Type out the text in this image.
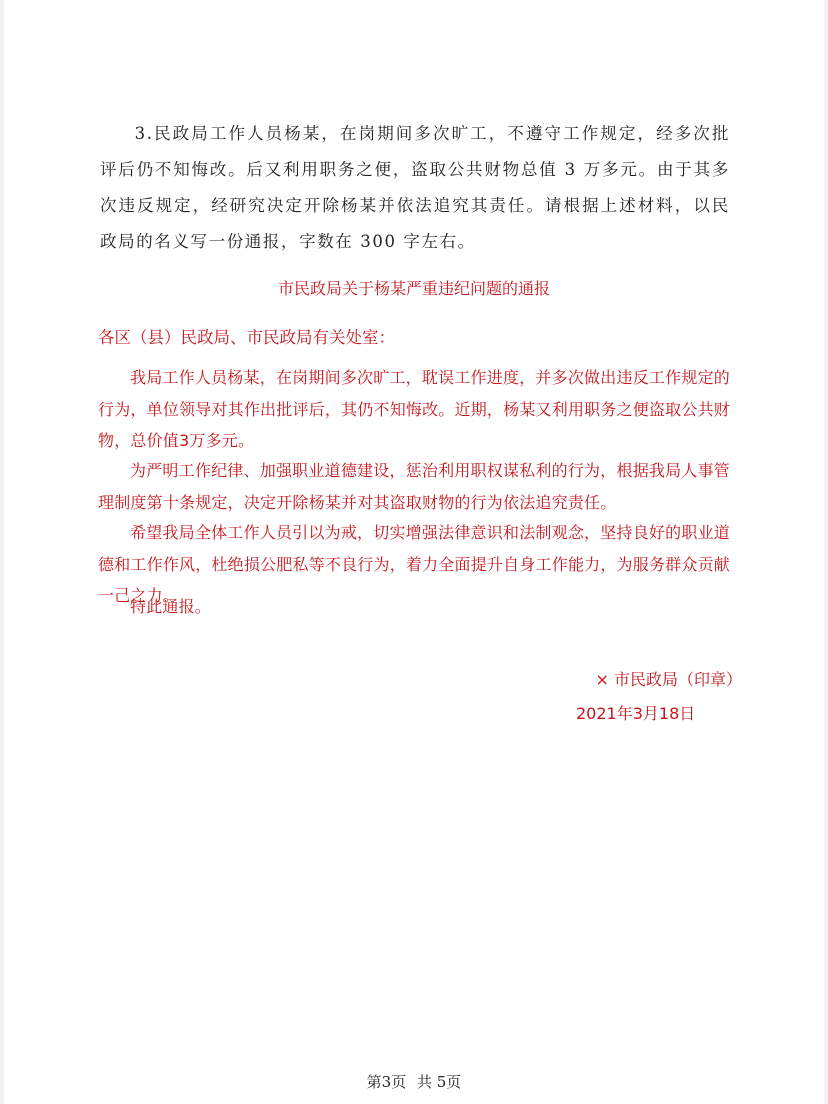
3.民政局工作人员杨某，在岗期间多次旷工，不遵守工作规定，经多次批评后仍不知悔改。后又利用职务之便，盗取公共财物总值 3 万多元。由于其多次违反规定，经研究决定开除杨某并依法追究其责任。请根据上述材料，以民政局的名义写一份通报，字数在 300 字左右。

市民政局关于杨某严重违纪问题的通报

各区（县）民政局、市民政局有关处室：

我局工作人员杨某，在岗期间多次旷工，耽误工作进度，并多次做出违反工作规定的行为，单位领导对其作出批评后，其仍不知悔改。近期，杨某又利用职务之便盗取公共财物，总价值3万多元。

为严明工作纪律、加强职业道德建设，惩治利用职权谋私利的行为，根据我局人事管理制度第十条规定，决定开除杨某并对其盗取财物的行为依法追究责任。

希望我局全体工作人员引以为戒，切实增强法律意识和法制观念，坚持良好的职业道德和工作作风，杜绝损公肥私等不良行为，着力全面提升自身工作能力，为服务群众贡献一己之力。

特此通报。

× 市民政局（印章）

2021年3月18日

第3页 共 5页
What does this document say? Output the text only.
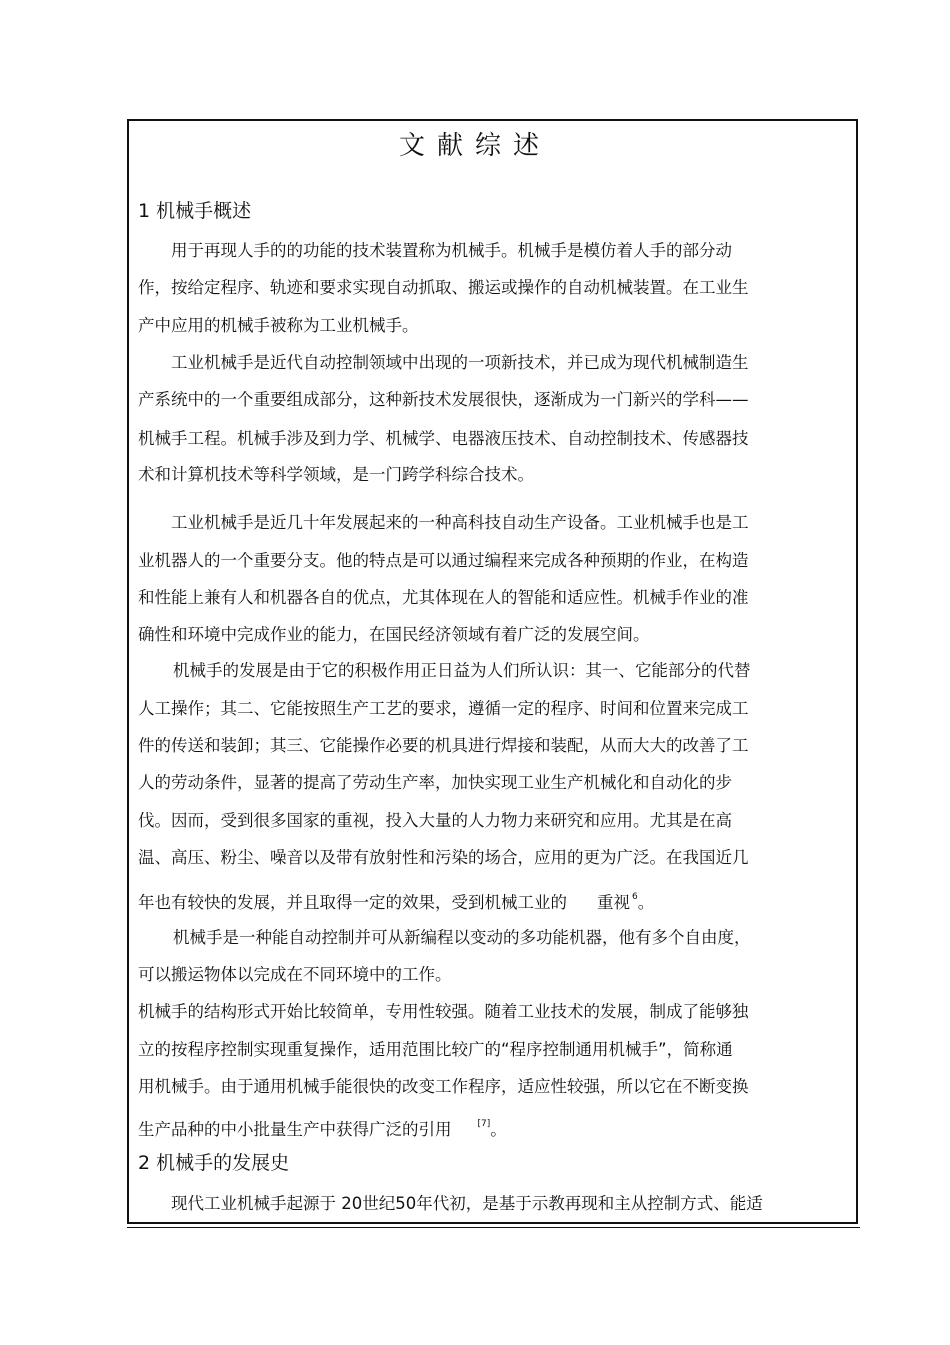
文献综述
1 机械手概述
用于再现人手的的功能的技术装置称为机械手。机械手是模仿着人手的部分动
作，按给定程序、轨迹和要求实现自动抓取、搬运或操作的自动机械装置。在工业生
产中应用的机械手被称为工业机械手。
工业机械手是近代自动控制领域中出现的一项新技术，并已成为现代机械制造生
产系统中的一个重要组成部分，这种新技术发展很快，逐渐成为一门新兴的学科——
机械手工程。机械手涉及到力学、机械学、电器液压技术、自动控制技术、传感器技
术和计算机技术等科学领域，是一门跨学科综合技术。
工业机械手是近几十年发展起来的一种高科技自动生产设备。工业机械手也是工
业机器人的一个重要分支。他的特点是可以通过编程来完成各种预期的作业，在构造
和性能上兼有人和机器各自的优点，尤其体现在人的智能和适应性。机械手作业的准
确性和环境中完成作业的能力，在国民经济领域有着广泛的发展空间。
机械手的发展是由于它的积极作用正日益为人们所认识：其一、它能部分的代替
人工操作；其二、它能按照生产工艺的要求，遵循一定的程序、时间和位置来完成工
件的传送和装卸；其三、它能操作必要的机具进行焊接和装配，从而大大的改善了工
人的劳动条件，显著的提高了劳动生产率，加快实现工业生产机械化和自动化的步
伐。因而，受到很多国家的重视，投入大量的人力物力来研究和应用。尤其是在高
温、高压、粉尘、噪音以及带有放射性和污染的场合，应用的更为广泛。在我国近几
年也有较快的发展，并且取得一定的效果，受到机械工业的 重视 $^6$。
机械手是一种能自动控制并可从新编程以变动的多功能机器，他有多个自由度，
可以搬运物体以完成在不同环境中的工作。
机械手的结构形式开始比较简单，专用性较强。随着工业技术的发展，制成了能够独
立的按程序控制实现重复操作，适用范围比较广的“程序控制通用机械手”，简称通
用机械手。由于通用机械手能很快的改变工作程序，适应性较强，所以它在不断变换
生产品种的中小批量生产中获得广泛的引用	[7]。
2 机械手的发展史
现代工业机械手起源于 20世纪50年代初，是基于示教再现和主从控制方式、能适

******

» **Goal of the exercise**:
List each line of the records that holds the string "text".

» **Result of this exercise**:
Type out the text in this image.
What does this document say? Output the text only.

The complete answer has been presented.